§ **EXERCISE AIM**
Repeat every record below exactly, but leave out any pictures.

• • • • •

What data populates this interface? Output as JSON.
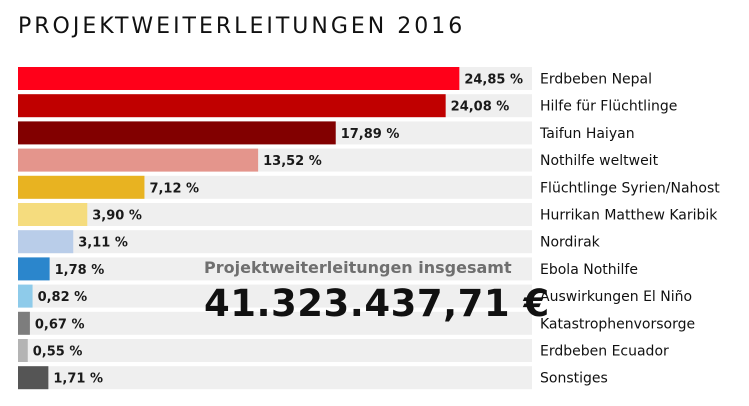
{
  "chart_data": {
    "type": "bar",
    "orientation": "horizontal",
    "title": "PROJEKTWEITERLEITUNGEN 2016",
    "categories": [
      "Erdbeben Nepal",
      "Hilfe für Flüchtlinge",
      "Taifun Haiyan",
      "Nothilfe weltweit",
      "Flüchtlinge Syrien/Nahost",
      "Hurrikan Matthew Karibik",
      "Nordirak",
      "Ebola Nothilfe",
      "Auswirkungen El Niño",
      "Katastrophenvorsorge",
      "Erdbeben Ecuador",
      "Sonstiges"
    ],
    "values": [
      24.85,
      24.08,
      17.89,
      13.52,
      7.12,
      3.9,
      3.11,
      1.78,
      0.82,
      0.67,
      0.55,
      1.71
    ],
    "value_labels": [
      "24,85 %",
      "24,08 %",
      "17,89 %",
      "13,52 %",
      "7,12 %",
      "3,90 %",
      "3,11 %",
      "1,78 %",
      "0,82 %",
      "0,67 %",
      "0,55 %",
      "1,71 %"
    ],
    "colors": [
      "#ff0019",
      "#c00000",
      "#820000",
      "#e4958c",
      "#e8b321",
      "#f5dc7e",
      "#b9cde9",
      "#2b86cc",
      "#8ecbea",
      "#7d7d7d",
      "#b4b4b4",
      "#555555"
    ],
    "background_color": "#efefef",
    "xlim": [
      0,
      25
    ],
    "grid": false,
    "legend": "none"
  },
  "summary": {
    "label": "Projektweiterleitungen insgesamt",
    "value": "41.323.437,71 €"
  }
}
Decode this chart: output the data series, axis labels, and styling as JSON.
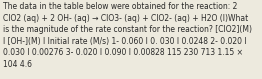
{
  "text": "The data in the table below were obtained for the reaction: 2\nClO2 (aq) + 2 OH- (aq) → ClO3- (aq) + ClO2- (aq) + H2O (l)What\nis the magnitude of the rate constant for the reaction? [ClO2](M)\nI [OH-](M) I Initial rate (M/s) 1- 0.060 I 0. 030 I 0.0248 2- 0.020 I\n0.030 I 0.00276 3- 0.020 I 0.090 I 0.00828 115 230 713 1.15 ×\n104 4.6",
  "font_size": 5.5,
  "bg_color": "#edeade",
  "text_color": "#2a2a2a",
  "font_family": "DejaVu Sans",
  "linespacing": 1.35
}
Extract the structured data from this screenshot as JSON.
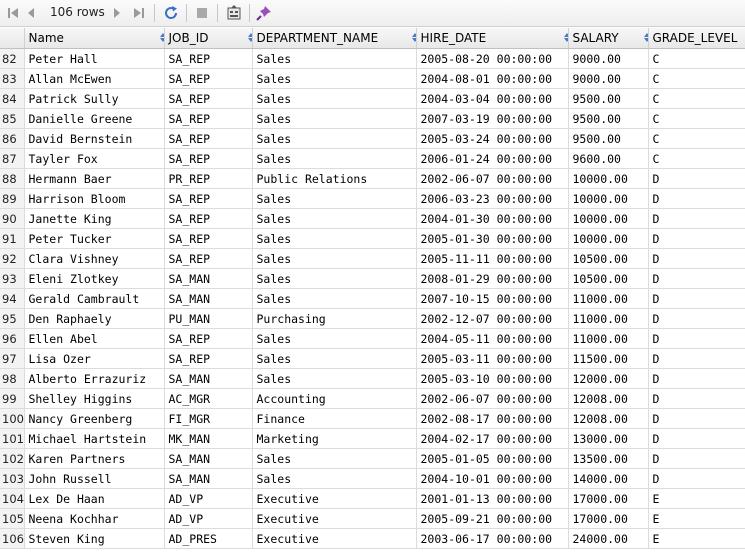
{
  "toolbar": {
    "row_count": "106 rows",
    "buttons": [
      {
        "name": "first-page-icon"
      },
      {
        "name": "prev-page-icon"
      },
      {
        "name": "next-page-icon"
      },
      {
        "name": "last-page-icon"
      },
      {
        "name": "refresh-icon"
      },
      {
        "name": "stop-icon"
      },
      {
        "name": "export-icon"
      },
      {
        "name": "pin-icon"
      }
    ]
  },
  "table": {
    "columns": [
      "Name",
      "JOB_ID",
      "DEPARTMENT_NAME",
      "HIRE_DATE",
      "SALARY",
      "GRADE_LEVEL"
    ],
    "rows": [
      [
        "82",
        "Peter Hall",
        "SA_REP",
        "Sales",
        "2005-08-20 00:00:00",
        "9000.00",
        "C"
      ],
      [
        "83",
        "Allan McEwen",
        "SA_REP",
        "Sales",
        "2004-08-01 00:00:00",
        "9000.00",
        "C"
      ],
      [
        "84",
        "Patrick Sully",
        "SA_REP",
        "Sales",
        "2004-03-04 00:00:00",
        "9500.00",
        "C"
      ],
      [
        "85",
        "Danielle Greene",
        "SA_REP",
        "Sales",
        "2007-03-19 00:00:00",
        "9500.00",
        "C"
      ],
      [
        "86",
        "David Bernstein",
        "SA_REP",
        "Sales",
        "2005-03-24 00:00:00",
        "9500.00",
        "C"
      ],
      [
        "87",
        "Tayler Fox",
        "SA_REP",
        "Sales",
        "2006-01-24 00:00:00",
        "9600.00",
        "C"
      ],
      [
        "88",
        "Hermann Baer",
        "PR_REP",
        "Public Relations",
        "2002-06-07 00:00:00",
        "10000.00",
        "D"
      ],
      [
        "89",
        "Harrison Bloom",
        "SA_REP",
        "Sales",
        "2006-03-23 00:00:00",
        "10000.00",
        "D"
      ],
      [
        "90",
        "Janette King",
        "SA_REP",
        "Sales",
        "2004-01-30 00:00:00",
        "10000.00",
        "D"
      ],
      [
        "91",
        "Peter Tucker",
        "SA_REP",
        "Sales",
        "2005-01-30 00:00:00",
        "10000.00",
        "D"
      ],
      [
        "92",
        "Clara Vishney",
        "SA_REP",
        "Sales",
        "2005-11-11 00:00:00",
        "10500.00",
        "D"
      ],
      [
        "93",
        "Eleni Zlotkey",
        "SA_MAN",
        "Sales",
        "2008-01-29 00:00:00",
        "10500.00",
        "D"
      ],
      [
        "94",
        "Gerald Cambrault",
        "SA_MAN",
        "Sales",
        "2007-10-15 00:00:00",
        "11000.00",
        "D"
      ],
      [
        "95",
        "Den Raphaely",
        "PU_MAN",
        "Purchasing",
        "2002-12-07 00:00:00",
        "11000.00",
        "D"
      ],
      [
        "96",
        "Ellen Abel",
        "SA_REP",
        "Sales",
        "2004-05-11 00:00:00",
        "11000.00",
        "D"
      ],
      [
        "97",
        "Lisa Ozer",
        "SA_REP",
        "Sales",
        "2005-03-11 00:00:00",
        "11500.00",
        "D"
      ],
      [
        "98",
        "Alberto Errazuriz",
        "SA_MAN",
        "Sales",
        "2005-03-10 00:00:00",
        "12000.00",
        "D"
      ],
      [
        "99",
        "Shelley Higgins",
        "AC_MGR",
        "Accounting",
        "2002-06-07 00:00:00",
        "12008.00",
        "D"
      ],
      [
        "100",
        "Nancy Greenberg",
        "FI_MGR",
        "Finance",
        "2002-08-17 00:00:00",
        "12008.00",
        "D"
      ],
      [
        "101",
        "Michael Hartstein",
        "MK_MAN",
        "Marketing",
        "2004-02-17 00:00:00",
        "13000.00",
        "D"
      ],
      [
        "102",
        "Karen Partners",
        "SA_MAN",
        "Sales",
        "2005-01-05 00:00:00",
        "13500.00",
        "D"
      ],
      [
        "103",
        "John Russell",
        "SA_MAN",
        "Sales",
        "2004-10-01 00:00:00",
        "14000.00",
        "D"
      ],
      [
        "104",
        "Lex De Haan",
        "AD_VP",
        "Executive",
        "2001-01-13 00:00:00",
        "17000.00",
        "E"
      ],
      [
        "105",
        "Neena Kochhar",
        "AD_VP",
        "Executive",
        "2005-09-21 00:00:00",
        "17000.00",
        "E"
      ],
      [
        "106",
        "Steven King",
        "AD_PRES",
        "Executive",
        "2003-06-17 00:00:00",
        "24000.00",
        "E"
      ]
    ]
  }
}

• • • • •

§ **ANSWER**
What data populates this interface? Output as JSON.
{
  "chart_data": {
    "type": "bar",
    "orientation": "horizontal",
    "title": "PROJEKTWEITERLEITUNGEN 2016",
    "categories": [
      "Erdbeben Nepal",
      "Hilfe für Flüchtlinge",
      "Taifun Haiyan",
      "Nothilfe weltweit",
      "Flüchtlinge Syrien/Nahost",
      "Hurrikan Matthew Karibik",
      "Nordirak",
      "Ebola Nothilfe",
      "Auswirkungen El Niño",
      "Katastrophenvorsorge",
      "Erdbeben Ecuador",
      "Sonstiges"
    ],
    "values": [
      24.85,
      24.08,
      17.89,
      13.52,
      7.12,
      3.9,
      3.11,
      1.78,
      0.82,
      0.67,
      0.55,
      1.71
    ],
    "value_labels": [
      "24,85 %",
      "24,08 %",
      "17,89 %",
      "13,52 %",
      "7,12 %",
      "3,90 %",
      "3,11 %",
      "1,78 %",
      "0,82 %",
      "0,67 %",
      "0,55 %",
      "1,71 %"
    ],
    "colors": [
      "#ff0019",
      "#c00000",
      "#820000",
      "#e4958c",
      "#e8b321",
      "#f5dc7e",
      "#b9cde9",
      "#2b86cc",
      "#8ecbea",
      "#7d7d7d",
      "#b4b4b4",
      "#555555"
    ],
    "background_color": "#efefef",
    "xlim": [
      0,
      25
    ],
    "grid": false,
    "legend": "none"
  },
  "summary": {
    "label": "Projektweiterleitungen insgesamt",
    "value": "41.323.437,71 €"
  }
}
Decode this chart: output the data series, axis labels, and styling as JSON.
{
  "text": "The data in the table below were obtained for the reaction: 2\nClO2 (aq) + 2 OH- (aq) → ClO3- (aq) + ClO2- (aq) + H2O (l)What\nis the magnitude of the rate constant for the reaction? [ClO2](M)\nI [OH-](M) I Initial rate (M/s) 1- 0.060 I 0. 030 I 0.0248 2- 0.020 I\n0.030 I 0.00276 3- 0.020 I 0.090 I 0.00828 115 230 713 1.15 ×\n104 4.6",
  "font_size": 5.5,
  "bg_color": "#edeade",
  "text_color": "#2a2a2a",
  "font_family": "DejaVu Sans",
  "linespacing": 1.35
}
Extract the structured data from this screenshot as JSON.
{
  "toolbar": {
    "row_count": "106 rows",
    "buttons": [
      {
        "name": "first-page-icon"
      },
      {
        "name": "prev-page-icon"
      },
      {
        "name": "next-page-icon"
      },
      {
        "name": "last-page-icon"
      },
      {
        "name": "refresh-icon"
      },
      {
        "name": "stop-icon"
      },
      {
        "name": "export-icon"
      },
      {
        "name": "pin-icon"
      }
    ]
  },
  "table": {
    "columns": [
      "Name",
      "JOB_ID",
      "DEPARTMENT_NAME",
      "HIRE_DATE",
      "SALARY",
      "GRADE_LEVEL"
    ],
    "rows": [
      [
        "82",
        "Peter Hall",
        "SA_REP",
        "Sales",
        "2005-08-20 00:00:00",
        "9000.00",
        "C"
      ],
      [
        "83",
        "Allan McEwen",
        "SA_REP",
        "Sales",
        "2004-08-01 00:00:00",
        "9000.00",
        "C"
      ],
      [
        "84",
        "Patrick Sully",
        "SA_REP",
        "Sales",
        "2004-03-04 00:00:00",
        "9500.00",
        "C"
      ],
      [
        "85",
        "Danielle Greene",
        "SA_REP",
        "Sales",
        "2007-03-19 00:00:00",
        "9500.00",
        "C"
      ],
      [
        "86",
        "David Bernstein",
        "SA_REP",
        "Sales",
        "2005-03-24 00:00:00",
        "9500.00",
        "C"
      ],
      [
        "87",
        "Tayler Fox",
        "SA_REP",
        "Sales",
        "2006-01-24 00:00:00",
        "9600.00",
        "C"
      ],
      [
        "88",
        "Hermann Baer",
        "PR_REP",
        "Public Relations",
        "2002-06-07 00:00:00",
        "10000.00",
        "D"
      ],
      [
        "89",
        "Harrison Bloom",
        "SA_REP",
        "Sales",
        "2006-03-23 00:00:00",
        "10000.00",
        "D"
      ],
      [
        "90",
        "Janette King",
        "SA_REP",
        "Sales",
        "2004-01-30 00:00:00",
        "10000.00",
        "D"
      ],
      [
        "91",
        "Peter Tucker",
        "SA_REP",
        "Sales",
        "2005-01-30 00:00:00",
        "10000.00",
        "D"
      ],
      [
        "92",
        "Clara Vishney",
        "SA_REP",
        "Sales",
        "2005-11-11 00:00:00",
        "10500.00",
        "D"
      ],
      [
        "93",
        "Eleni Zlotkey",
        "SA_MAN",
        "Sales",
        "2008-01-29 00:00:00",
        "10500.00",
        "D"
      ],
      [
        "94",
        "Gerald Cambrault",
        "SA_MAN",
        "Sales",
        "2007-10-15 00:00:00",
        "11000.00",
        "D"
      ],
      [
        "95",
        "Den Raphaely",
        "PU_MAN",
        "Purchasing",
        "2002-12-07 00:00:00",
        "11000.00",
        "D"
      ],
      [
        "96",
        "Ellen Abel",
        "SA_REP",
        "Sales",
        "2004-05-11 00:00:00",
        "11000.00",
        "D"
      ],
      [
        "97",
        "Lisa Ozer",
        "SA_REP",
        "Sales",
        "2005-03-11 00:00:00",
        "11500.00",
        "D"
      ],
      [
        "98",
        "Alberto Errazuriz",
        "SA_MAN",
        "Sales",
        "2005-03-10 00:00:00",
        "12000.00",
        "D"
      ],
      [
        "99",
        "Shelley Higgins",
        "AC_MGR",
        "Accounting",
        "2002-06-07 00:00:00",
        "12008.00",
        "D"
      ],
      [
        "100",
        "Nancy Greenberg",
        "FI_MGR",
        "Finance",
        "2002-08-17 00:00:00",
        "12008.00",
        "D"
      ],
      [
        "101",
        "Michael Hartstein",
        "MK_MAN",
        "Marketing",
        "2004-02-17 00:00:00",
        "13000.00",
        "D"
      ],
      [
        "102",
        "Karen Partners",
        "SA_MAN",
        "Sales",
        "2005-01-05 00:00:00",
        "13500.00",
        "D"
      ],
      [
        "103",
        "John Russell",
        "SA_MAN",
        "Sales",
        "2004-10-01 00:00:00",
        "14000.00",
        "D"
      ],
      [
        "104",
        "Lex De Haan",
        "AD_VP",
        "Executive",
        "2001-01-13 00:00:00",
        "17000.00",
        "E"
      ],
      [
        "105",
        "Neena Kochhar",
        "AD_VP",
        "Executive",
        "2005-09-21 00:00:00",
        "17000.00",
        "E"
      ],
      [
        "106",
        "Steven King",
        "AD_PRES",
        "Executive",
        "2003-06-17 00:00:00",
        "24000.00",
        "E"
      ]
    ]
  }
}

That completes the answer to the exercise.